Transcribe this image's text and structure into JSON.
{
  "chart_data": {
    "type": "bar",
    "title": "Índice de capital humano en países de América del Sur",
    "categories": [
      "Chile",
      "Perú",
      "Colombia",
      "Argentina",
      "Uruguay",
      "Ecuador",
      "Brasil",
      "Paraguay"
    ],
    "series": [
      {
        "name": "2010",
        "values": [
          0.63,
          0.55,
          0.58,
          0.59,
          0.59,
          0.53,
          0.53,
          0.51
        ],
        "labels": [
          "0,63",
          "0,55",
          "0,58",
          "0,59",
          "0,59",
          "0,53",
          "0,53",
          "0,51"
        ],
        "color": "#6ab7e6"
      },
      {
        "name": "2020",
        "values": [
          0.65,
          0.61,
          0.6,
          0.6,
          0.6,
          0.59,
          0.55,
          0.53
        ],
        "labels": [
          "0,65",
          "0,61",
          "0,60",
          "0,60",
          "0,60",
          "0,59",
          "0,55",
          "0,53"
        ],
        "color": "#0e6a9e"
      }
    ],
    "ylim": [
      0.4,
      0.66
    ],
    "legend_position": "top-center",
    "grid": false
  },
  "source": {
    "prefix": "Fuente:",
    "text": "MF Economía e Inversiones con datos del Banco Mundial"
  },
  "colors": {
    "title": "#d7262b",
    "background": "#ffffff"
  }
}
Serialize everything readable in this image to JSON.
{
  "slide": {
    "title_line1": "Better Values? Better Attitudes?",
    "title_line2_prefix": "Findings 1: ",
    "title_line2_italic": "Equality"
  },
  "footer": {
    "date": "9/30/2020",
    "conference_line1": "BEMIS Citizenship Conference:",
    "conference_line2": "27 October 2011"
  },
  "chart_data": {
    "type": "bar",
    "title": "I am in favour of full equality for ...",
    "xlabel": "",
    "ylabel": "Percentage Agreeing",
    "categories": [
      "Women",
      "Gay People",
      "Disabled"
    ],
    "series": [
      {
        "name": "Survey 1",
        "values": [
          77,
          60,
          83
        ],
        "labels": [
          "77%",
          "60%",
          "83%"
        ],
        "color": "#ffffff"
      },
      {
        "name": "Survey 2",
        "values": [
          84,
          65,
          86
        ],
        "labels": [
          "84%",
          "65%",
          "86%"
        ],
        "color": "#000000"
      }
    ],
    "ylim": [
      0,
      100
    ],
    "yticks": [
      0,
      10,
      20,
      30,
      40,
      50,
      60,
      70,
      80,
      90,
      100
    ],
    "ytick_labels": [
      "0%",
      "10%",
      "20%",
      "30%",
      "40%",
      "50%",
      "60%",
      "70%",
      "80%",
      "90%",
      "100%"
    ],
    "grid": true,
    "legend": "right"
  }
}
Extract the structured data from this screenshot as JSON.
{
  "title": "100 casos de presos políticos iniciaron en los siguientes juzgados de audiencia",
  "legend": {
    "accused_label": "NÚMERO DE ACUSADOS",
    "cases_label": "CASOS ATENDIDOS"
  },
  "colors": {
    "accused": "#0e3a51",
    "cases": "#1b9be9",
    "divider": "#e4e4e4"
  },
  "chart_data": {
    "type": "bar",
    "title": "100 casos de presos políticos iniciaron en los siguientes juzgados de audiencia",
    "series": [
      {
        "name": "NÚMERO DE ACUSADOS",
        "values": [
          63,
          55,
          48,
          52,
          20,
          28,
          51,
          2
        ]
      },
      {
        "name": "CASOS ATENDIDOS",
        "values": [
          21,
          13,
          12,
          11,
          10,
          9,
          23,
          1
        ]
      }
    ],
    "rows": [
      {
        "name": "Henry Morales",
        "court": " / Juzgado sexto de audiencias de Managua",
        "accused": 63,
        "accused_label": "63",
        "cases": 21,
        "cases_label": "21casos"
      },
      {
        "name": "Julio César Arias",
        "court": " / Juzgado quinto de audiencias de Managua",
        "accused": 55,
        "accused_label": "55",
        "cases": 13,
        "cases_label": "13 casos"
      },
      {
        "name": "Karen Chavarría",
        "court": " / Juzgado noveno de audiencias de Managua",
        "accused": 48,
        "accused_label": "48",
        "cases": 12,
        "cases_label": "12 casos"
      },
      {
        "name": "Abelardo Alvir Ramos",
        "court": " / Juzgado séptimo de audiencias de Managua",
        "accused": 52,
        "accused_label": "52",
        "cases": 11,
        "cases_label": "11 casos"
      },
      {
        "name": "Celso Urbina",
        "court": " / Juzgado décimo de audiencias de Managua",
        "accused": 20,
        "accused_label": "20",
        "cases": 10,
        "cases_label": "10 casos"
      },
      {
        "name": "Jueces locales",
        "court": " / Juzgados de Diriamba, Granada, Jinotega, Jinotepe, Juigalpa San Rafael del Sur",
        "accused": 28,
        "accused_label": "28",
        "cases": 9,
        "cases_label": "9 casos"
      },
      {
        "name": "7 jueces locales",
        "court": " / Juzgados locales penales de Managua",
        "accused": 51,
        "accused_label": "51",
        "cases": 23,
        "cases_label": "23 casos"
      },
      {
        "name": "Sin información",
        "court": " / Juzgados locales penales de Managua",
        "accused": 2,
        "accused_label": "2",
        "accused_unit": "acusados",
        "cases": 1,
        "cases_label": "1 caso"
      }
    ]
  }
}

◇ ◇ ◇

→ Work instructions: Without changing a word, restate the whole listing.

→ Exercise answer:
Transcribe this image's text and structure into JSON.
{
  "chart_data": {
    "type": "bar",
    "title": "Índice de capital humano en países de América del Sur",
    "categories": [
      "Chile",
      "Perú",
      "Colombia",
      "Argentina",
      "Uruguay",
      "Ecuador",
      "Brasil",
      "Paraguay"
    ],
    "series": [
      {
        "name": "2010",
        "values": [
          0.63,
          0.55,
          0.58,
          0.59,
          0.59,
          0.53,
          0.53,
          0.51
        ],
        "labels": [
          "0,63",
          "0,55",
          "0,58",
          "0,59",
          "0,59",
          "0,53",
          "0,53",
          "0,51"
        ],
        "color": "#6ab7e6"
      },
      {
        "name": "2020",
        "values": [
          0.65,
          0.61,
          0.6,
          0.6,
          0.6,
          0.59,
          0.55,
          0.53
        ],
        "labels": [
          "0,65",
          "0,61",
          "0,60",
          "0,60",
          "0,60",
          "0,59",
          "0,55",
          "0,53"
        ],
        "color": "#0e6a9e"
      }
    ],
    "ylim": [
      0.4,
      0.66
    ],
    "legend_position": "top-center",
    "grid": false
  },
  "source": {
    "prefix": "Fuente:",
    "text": "MF Economía e Inversiones con datos del Banco Mundial"
  },
  "colors": {
    "title": "#d7262b",
    "background": "#ffffff"
  }
}
Serialize everything readable in this image to JSON.
{
  "slide": {
    "title_line1": "Better Values? Better Attitudes?",
    "title_line2_prefix": "Findings 1: ",
    "title_line2_italic": "Equality"
  },
  "footer": {
    "date": "9/30/2020",
    "conference_line1": "BEMIS Citizenship Conference:",
    "conference_line2": "27 October 2011"
  },
  "chart_data": {
    "type": "bar",
    "title": "I am in favour of full equality for ...",
    "xlabel": "",
    "ylabel": "Percentage Agreeing",
    "categories": [
      "Women",
      "Gay People",
      "Disabled"
    ],
    "series": [
      {
        "name": "Survey 1",
        "values": [
          77,
          60,
          83
        ],
        "labels": [
          "77%",
          "60%",
          "83%"
        ],
        "color": "#ffffff"
      },
      {
        "name": "Survey 2",
        "values": [
          84,
          65,
          86
        ],
        "labels": [
          "84%",
          "65%",
          "86%"
        ],
        "color": "#000000"
      }
    ],
    "ylim": [
      0,
      100
    ],
    "yticks": [
      0,
      10,
      20,
      30,
      40,
      50,
      60,
      70,
      80,
      90,
      100
    ],
    "ytick_labels": [
      "0%",
      "10%",
      "20%",
      "30%",
      "40%",
      "50%",
      "60%",
      "70%",
      "80%",
      "90%",
      "100%"
    ],
    "grid": true,
    "legend": "right"
  }
}
Extract the structured data from this screenshot as JSON.
{
  "title": "100 casos de presos políticos iniciaron en los siguientes juzgados de audiencia",
  "legend": {
    "accused_label": "NÚMERO DE ACUSADOS",
    "cases_label": "CASOS ATENDIDOS"
  },
  "colors": {
    "accused": "#0e3a51",
    "cases": "#1b9be9",
    "divider": "#e4e4e4"
  },
  "chart_data": {
    "type": "bar",
    "title": "100 casos de presos políticos iniciaron en los siguientes juzgados de audiencia",
    "series": [
      {
        "name": "NÚMERO DE ACUSADOS",
        "values": [
          63,
          55,
          48,
          52,
          20,
          28,
          51,
          2
        ]
      },
      {
        "name": "CASOS ATENDIDOS",
        "values": [
          21,
          13,
          12,
          11,
          10,
          9,
          23,
          1
        ]
      }
    ],
    "rows": [
      {
        "name": "Henry Morales",
        "court": " / Juzgado sexto de audiencias de Managua",
        "accused": 63,
        "accused_label": "63",
        "cases": 21,
        "cases_label": "21casos"
      },
      {
        "name": "Julio César Arias",
        "court": " / Juzgado quinto de audiencias de Managua",
        "accused": 55,
        "accused_label": "55",
        "cases": 13,
        "cases_label": "13 casos"
      },
      {
        "name": "Karen Chavarría",
        "court": " / Juzgado noveno de audiencias de Managua",
        "accused": 48,
        "accused_label": "48",
        "cases": 12,
        "cases_label": "12 casos"
      },
      {
        "name": "Abelardo Alvir Ramos",
        "court": " / Juzgado séptimo de audiencias de Managua",
        "accused": 52,
        "accused_label": "52",
        "cases": 11,
        "cases_label": "11 casos"
      },
      {
        "name": "Celso Urbina",
        "court": " / Juzgado décimo de audiencias de Managua",
        "accused": 20,
        "accused_label": "20",
        "cases": 10,
        "cases_label": "10 casos"
      },
      {
        "name": "Jueces locales",
        "court": " / Juzgados de Diriamba, Granada, Jinotega, Jinotepe, Juigalpa San Rafael del Sur",
        "accused": 28,
        "accused_label": "28",
        "cases": 9,
        "cases_label": "9 casos"
      },
      {
        "name": "7 jueces locales",
        "court": " / Juzgados locales penales de Managua",
        "accused": 51,
        "accused_label": "51",
        "cases": 23,
        "cases_label": "23 casos"
      },
      {
        "name": "Sin información",
        "court": " / Juzgados locales penales de Managua",
        "accused": 2,
        "accused_label": "2",
        "accused_unit": "acusados",
        "cases": 1,
        "cases_label": "1 caso"
      }
    ]
  }
}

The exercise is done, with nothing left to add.